> SET EXERCISE: Each record must be reproduced exactly as it is shown.

Data records:

Begin

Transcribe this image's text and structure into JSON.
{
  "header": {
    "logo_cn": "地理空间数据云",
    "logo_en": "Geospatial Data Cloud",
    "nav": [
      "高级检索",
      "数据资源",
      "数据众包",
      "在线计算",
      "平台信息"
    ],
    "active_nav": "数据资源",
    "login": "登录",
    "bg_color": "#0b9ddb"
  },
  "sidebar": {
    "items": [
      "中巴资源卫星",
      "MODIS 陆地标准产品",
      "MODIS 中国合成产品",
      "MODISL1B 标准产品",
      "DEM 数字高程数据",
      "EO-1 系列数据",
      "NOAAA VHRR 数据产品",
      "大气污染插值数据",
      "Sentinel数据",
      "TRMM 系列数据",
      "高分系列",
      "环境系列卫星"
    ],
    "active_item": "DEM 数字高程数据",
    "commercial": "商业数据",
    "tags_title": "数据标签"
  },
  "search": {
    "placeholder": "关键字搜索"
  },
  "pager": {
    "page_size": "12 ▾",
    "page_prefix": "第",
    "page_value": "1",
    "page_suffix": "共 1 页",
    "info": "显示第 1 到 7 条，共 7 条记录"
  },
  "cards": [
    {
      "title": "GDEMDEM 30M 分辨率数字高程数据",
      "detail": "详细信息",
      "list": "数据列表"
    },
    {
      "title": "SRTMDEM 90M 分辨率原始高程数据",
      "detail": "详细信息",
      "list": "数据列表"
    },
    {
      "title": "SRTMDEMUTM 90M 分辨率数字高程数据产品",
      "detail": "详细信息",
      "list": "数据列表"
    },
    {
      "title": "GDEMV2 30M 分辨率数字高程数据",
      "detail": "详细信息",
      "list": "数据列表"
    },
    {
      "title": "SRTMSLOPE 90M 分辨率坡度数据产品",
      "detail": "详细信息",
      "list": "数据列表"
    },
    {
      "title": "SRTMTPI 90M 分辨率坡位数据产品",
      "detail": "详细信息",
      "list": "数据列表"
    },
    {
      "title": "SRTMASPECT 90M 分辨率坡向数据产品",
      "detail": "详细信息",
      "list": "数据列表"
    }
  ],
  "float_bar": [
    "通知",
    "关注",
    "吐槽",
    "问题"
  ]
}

End

> RESULT BELOW:
Transcribe this image's text and structure into JSON.
{
  "header": {
    "logo_cn": "地理空间数据云",
    "logo_en": "Geospatial Data Cloud",
    "nav": [
      "高级检索",
      "数据资源",
      "数据众包",
      "在线计算",
      "平台信息"
    ],
    "active_nav": "数据资源",
    "login": "登录",
    "bg_color": "#0b9ddb"
  },
  "sidebar": {
    "items": [
      "中巴资源卫星",
      "MODIS 陆地标准产品",
      "MODIS 中国合成产品",
      "MODISL1B 标准产品",
      "DEM 数字高程数据",
      "EO-1 系列数据",
      "NOAAA VHRR 数据产品",
      "大气污染插值数据",
      "Sentinel数据",
      "TRMM 系列数据",
      "高分系列",
      "环境系列卫星"
    ],
    "active_item": "DEM 数字高程数据",
    "commercial": "商业数据",
    "tags_title": "数据标签"
  },
  "search": {
    "placeholder": "关键字搜索"
  },
  "pager": {
    "page_size": "12 ▾",
    "page_prefix": "第",
    "page_value": "1",
    "page_suffix": "共 1 页",
    "info": "显示第 1 到 7 条，共 7 条记录"
  },
  "cards": [
    {
      "title": "GDEMDEM 30M 分辨率数字高程数据",
      "detail": "详细信息",
      "list": "数据列表"
    },
    {
      "title": "SRTMDEM 90M 分辨率原始高程数据",
      "detail": "详细信息",
      "list": "数据列表"
    },
    {
      "title": "SRTMDEMUTM 90M 分辨率数字高程数据产品",
      "detail": "详细信息",
      "list": "数据列表"
    },
    {
      "title": "GDEMV2 30M 分辨率数字高程数据",
      "detail": "详细信息",
      "list": "数据列表"
    },
    {
      "title": "SRTMSLOPE 90M 分辨率坡度数据产品",
      "detail": "详细信息",
      "list": "数据列表"
    },
    {
      "title": "SRTMTPI 90M 分辨率坡位数据产品",
      "detail": "详细信息",
      "list": "数据列表"
    },
    {
      "title": "SRTMASPECT 90M 分辨率坡向数据产品",
      "detail": "详细信息",
      "list": "数据列表"
    }
  ],
  "float_bar": [
    "通知",
    "关注",
    "吐槽",
    "问题"
  ]
}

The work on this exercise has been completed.